Data records:
□ □ □
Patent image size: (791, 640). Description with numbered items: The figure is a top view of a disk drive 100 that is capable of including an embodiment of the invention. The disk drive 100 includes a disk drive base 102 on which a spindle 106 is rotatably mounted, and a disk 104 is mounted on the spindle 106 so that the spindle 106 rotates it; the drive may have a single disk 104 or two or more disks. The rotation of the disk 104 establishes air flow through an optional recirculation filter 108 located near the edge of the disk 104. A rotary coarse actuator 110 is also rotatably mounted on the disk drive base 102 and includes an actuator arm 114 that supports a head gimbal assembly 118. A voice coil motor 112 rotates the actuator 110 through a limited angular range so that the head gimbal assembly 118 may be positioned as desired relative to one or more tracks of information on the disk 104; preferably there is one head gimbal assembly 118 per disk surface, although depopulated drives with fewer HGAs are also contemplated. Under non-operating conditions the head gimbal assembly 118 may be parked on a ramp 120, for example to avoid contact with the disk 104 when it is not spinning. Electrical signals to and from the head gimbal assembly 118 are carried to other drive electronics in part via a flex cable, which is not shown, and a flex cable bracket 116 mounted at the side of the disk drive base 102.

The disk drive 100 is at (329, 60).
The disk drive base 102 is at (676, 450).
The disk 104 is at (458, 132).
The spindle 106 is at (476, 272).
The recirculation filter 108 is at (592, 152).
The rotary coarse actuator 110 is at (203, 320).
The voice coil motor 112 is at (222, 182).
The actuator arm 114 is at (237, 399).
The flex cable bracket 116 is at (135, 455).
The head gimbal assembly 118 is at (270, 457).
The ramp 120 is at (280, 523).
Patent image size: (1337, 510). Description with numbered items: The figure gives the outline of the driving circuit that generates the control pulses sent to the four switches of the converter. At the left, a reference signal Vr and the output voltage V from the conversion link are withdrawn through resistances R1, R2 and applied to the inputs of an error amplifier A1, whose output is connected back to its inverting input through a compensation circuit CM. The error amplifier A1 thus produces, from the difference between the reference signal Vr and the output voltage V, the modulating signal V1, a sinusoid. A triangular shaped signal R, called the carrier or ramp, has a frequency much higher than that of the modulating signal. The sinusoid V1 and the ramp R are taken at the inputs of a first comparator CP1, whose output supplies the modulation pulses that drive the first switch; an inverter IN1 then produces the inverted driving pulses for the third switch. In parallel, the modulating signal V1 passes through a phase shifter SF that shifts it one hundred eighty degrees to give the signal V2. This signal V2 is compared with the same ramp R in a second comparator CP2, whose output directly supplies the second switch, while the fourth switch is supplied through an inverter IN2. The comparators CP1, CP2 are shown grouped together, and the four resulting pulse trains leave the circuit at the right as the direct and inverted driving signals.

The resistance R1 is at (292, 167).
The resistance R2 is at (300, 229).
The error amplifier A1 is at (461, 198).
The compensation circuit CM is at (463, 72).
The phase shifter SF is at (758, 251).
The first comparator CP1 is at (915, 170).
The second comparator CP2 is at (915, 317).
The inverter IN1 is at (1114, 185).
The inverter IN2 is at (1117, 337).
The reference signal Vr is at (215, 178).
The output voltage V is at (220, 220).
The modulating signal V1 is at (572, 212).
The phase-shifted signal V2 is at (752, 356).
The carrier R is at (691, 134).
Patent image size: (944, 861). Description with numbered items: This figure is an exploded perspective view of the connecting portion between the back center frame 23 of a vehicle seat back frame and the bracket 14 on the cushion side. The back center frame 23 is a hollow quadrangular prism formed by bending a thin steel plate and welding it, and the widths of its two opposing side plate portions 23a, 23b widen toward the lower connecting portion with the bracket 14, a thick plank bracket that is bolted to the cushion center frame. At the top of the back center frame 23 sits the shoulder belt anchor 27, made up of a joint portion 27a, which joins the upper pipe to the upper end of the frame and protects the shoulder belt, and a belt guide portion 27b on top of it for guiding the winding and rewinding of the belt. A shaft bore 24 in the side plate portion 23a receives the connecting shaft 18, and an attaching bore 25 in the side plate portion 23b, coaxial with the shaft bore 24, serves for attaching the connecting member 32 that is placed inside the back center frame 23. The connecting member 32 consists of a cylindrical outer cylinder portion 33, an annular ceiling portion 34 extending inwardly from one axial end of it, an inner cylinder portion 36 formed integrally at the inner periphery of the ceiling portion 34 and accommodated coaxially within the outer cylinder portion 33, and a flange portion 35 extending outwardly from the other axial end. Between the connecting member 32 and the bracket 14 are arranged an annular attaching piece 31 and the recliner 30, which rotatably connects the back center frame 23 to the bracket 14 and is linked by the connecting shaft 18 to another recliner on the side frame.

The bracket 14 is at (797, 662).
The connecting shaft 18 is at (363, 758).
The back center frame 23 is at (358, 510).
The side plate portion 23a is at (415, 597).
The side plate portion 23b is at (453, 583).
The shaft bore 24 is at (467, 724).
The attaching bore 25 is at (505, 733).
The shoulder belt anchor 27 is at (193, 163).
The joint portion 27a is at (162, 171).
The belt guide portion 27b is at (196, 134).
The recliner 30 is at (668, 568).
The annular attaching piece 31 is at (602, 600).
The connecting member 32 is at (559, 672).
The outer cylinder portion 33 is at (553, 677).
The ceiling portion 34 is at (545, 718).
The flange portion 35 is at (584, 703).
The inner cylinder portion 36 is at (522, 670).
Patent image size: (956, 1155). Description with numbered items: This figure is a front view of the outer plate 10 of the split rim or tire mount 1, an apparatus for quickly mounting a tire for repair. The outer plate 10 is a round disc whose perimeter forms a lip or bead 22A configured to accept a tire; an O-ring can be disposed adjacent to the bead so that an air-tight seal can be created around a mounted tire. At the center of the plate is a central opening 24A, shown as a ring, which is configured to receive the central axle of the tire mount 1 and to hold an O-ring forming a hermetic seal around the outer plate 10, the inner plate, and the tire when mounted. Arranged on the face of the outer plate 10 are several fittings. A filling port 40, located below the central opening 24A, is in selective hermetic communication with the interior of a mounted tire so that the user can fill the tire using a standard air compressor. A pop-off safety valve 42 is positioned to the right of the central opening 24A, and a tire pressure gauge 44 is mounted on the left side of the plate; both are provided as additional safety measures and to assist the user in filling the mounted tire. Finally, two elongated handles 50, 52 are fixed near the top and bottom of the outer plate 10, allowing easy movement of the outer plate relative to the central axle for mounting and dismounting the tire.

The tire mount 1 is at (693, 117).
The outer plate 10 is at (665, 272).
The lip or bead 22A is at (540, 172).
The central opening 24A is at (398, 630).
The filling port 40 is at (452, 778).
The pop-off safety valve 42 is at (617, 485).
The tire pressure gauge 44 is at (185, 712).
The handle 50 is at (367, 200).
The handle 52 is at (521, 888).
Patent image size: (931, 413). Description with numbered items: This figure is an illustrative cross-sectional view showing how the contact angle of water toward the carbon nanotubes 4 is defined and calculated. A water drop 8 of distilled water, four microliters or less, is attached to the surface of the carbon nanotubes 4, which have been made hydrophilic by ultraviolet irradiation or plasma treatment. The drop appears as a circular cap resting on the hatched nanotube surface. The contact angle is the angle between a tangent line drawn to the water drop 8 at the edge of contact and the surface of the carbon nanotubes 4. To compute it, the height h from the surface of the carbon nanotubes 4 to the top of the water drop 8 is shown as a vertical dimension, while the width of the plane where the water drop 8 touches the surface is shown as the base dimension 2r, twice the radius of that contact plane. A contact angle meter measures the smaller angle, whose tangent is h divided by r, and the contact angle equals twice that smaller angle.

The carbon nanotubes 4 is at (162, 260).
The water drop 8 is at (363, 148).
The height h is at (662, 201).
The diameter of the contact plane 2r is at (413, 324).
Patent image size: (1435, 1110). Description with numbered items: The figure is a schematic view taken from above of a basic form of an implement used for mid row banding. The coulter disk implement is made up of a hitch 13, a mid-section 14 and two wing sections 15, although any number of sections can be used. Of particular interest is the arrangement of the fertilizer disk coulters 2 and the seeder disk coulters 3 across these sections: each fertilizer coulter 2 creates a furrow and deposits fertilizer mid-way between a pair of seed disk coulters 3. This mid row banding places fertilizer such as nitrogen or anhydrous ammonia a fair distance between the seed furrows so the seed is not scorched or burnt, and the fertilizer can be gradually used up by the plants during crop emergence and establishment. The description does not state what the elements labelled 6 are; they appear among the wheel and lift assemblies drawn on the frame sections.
□ □ □
▶ [WHAT THE EXERCISE ASKS]
Format the part of the listing starting at its first line and ending at the line containing "The spindle 106 is at (476, 272)." as a JSON list of strings. Use one string per line and omit blank lines.

▶ [ANSWER BELOW]
[
  "Patent image size: (791, 640). Description with numbered items: The figure is a top view of a disk drive 100 that is capable of including an embodiment of the invention. The disk drive 100 includes a disk drive base 102 on which a spindle 106 is rotatably mounted, and a disk 104 is mounted on the spindle 106 so that the spindle 106 rotates it; the drive may have a single disk 104 or two or more disks. The rotation of the disk 104 establishes air flow through an optional recirculation filter 108 located near the edge of the disk 104. A rotary coarse actuator 110 is also rotatably mounted on the disk drive base 102 and includes an actuator arm 114 that supports a head gimbal assembly 118. A voice coil motor 112 rotates the actuator 110 through a limited angular range so that the head gimbal assembly 118 may be positioned as desired relative to one or more tracks of information on the disk 104; preferably there is one head gimbal assembly 118 per disk surface, although depopulated drives with fewer HGAs are also contemplated. Under non-operating conditions the head gimbal assembly 118 may be parked on a ramp 120, for example to avoid contact with the disk 104 when it is not spinning. Electrical signals to and from the head gimbal assembly 118 are carried to other drive electronics in part via a flex cable, which is not shown, and a flex cable bracket 116 mounted at the side of the disk drive base 102.",
  "The disk drive 100 is at (329, 60).",
  "The disk drive base 102 is at (676, 450).",
  "The disk 104 is at (458, 132).",
  "The spindle 106 is at (476, 272)."
]